# Task description:
Repeat the lines that follow, leaving nothing out.

# Figure dataset records:
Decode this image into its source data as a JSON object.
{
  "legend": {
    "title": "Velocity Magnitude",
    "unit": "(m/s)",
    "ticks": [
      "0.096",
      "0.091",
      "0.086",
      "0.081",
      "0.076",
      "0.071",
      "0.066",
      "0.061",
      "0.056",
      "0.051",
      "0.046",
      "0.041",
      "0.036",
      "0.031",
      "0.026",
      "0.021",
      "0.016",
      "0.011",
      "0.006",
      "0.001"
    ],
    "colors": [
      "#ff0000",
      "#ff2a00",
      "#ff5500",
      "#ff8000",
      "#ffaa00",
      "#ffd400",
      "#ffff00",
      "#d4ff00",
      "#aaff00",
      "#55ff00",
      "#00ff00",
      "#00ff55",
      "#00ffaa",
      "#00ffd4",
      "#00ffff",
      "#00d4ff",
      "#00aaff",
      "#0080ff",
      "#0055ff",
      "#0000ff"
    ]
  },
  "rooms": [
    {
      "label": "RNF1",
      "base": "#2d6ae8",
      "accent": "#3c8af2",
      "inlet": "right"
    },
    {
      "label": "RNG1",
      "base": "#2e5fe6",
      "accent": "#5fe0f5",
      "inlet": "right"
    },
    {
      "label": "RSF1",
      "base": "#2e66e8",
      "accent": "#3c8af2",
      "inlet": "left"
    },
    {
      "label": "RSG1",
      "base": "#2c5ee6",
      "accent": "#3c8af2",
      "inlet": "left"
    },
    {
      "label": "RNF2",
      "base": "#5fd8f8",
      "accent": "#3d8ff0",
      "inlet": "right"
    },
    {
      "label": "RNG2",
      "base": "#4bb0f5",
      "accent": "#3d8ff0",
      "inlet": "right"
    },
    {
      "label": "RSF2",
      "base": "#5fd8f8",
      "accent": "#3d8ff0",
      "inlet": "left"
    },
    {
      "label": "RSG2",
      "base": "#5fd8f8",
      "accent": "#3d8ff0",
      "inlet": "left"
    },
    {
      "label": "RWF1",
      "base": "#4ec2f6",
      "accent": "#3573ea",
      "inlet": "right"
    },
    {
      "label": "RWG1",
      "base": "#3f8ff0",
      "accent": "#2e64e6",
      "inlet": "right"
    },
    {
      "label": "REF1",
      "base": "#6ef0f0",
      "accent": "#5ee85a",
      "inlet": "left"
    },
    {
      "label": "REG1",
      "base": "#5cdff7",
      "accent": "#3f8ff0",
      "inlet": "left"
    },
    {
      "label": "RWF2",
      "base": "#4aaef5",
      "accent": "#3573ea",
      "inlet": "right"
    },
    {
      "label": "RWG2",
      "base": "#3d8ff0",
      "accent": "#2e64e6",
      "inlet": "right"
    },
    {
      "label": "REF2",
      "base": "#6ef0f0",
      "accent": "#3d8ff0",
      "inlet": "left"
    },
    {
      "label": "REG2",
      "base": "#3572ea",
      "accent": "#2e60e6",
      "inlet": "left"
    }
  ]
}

# Written solution:
Decode this image into its source data as a JSON object.
{
  "legend": {
    "title": "Velocity Magnitude",
    "unit": "(m/s)",
    "ticks": [
      "0.096",
      "0.091",
      "0.086",
      "0.081",
      "0.076",
      "0.071",
      "0.066",
      "0.061",
      "0.056",
      "0.051",
      "0.046",
      "0.041",
      "0.036",
      "0.031",
      "0.026",
      "0.021",
      "0.016",
      "0.011",
      "0.006",
      "0.001"
    ],
    "colors": [
      "#ff0000",
      "#ff2a00",
      "#ff5500",
      "#ff8000",
      "#ffaa00",
      "#ffd400",
      "#ffff00",
      "#d4ff00",
      "#aaff00",
      "#55ff00",
      "#00ff00",
      "#00ff55",
      "#00ffaa",
      "#00ffd4",
      "#00ffff",
      "#00d4ff",
      "#00aaff",
      "#0080ff",
      "#0055ff",
      "#0000ff"
    ]
  },
  "rooms": [
    {
      "label": "RNF1",
      "base": "#2d6ae8",
      "accent": "#3c8af2",
      "inlet": "right"
    },
    {
      "label": "RNG1",
      "base": "#2e5fe6",
      "accent": "#5fe0f5",
      "inlet": "right"
    },
    {
      "label": "RSF1",
      "base": "#2e66e8",
      "accent": "#3c8af2",
      "inlet": "left"
    },
    {
      "label": "RSG1",
      "base": "#2c5ee6",
      "accent": "#3c8af2",
      "inlet": "left"
    },
    {
      "label": "RNF2",
      "base": "#5fd8f8",
      "accent": "#3d8ff0",
      "inlet": "right"
    },
    {
      "label": "RNG2",
      "base": "#4bb0f5",
      "accent": "#3d8ff0",
      "inlet": "right"
    },
    {
      "label": "RSF2",
      "base": "#5fd8f8",
      "accent": "#3d8ff0",
      "inlet": "left"
    },
    {
      "label": "RSG2",
      "base": "#5fd8f8",
      "accent": "#3d8ff0",
      "inlet": "left"
    },
    {
      "label": "RWF1",
      "base": "#4ec2f6",
      "accent": "#3573ea",
      "inlet": "right"
    },
    {
      "label": "RWG1",
      "base": "#3f8ff0",
      "accent": "#2e64e6",
      "inlet": "right"
    },
    {
      "label": "REF1",
      "base": "#6ef0f0",
      "accent": "#5ee85a",
      "inlet": "left"
    },
    {
      "label": "REG1",
      "base": "#5cdff7",
      "accent": "#3f8ff0",
      "inlet": "left"
    },
    {
      "label": "RWF2",
      "base": "#4aaef5",
      "accent": "#3573ea",
      "inlet": "right"
    },
    {
      "label": "RWG2",
      "base": "#3d8ff0",
      "accent": "#2e64e6",
      "inlet": "right"
    },
    {
      "label": "REF2",
      "base": "#6ef0f0",
      "accent": "#3d8ff0",
      "inlet": "left"
    },
    {
      "label": "REG2",
      "base": "#3572ea",
      "accent": "#2e60e6",
      "inlet": "left"
    }
  ]
}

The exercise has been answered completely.